[Exercise objective]: Copy each line below in which the string "мероприятий" occurs.

......

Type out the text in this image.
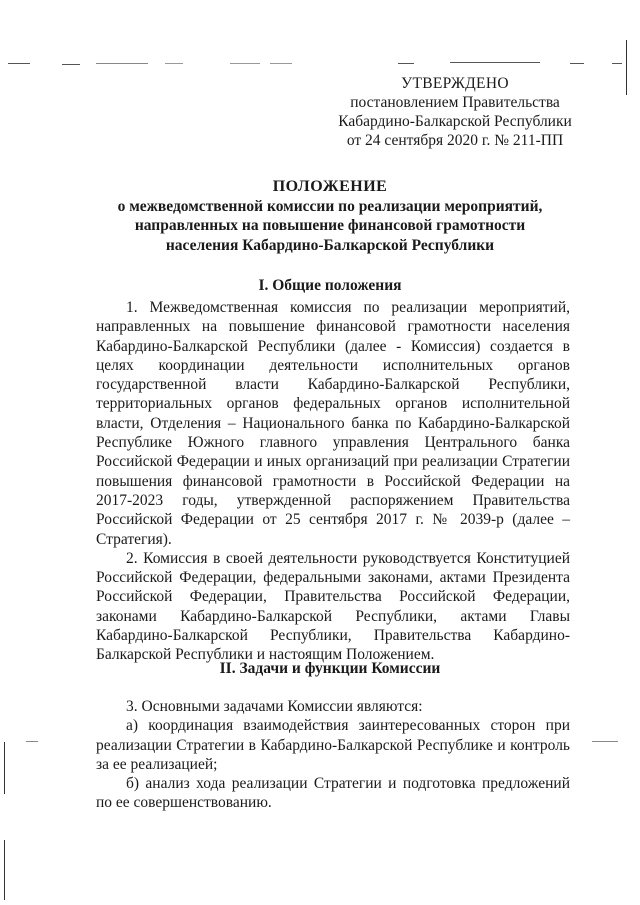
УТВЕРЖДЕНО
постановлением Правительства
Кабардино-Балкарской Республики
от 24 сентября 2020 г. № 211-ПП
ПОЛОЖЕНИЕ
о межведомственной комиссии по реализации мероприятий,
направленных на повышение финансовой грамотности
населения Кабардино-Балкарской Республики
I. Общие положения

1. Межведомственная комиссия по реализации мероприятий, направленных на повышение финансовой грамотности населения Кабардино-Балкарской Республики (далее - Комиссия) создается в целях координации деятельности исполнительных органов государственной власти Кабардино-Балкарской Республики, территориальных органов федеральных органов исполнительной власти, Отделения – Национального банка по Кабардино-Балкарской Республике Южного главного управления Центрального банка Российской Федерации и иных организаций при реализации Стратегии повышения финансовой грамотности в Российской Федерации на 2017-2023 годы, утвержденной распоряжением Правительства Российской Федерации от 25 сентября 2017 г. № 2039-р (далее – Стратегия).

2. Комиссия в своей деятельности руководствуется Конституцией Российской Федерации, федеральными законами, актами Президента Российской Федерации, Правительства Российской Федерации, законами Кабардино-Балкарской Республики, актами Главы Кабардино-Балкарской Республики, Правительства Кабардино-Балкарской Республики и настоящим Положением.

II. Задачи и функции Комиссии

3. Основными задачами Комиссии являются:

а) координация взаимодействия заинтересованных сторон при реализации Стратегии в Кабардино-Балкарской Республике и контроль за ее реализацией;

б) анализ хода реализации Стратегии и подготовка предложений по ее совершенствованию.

......

[The result]:
о межведомственной комиссии по реализации мероприятий,
1. Межведомственная комиссия по реализации мероприятий, направленных на повышение финансовой грамотности населения Кабардино-Балкарской Республики (далее - Комиссия) создается в целях координации деятельности исполнительных органов государственной власти Кабардино-Балкарской Республики, территориальных органов федеральных органов исполнительной власти, Отделения – Национального банка по Кабардино-Балкарской Республике Южного главного управления Центрального банка Российской Федерации и иных организаций при реализации Стратегии повышения финансовой грамотности в Российской Федерации на 2017-2023 годы, утвержденной распоряжением Правительства Российской Федерации от 25 сентября 2017 г. № 2039-р (далее – Стратегия).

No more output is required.